[Collected data]
┄┄┄┄┄┄┄┄┄┄┄┄┄┄┄┄┄┄┄┄

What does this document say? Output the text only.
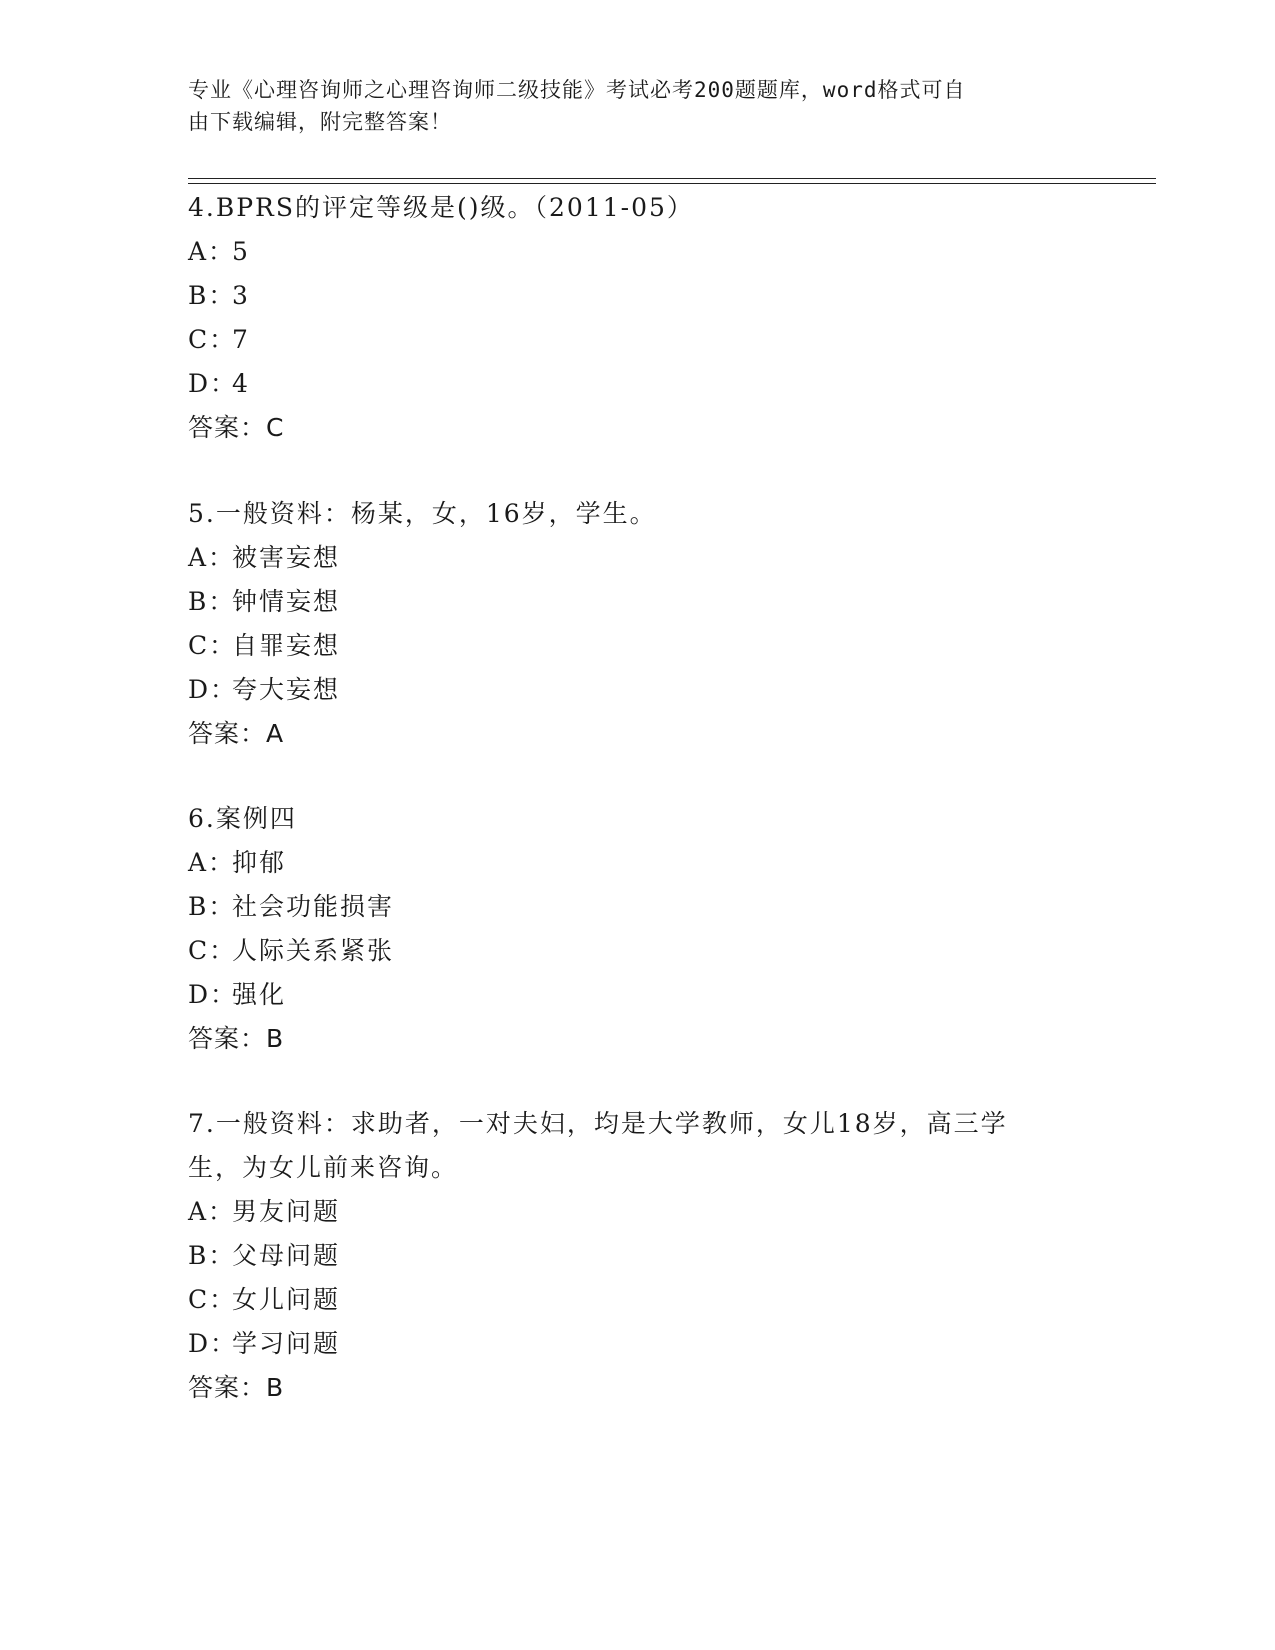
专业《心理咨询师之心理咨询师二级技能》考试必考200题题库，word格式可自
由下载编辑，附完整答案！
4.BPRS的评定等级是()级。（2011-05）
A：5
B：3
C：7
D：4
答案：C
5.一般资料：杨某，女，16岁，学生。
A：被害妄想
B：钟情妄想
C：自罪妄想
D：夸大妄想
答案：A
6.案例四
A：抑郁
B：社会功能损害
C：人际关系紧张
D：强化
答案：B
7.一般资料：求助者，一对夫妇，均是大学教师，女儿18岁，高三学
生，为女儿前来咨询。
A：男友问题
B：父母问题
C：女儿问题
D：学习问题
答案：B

┄┄┄┄┄┄┄┄┄┄┄┄┄┄┄┄┄┄┄┄

→ **Task objective**
From the records above, report the count of lines containing "一般资料" and nothing more.

→ **Exercise answer**
2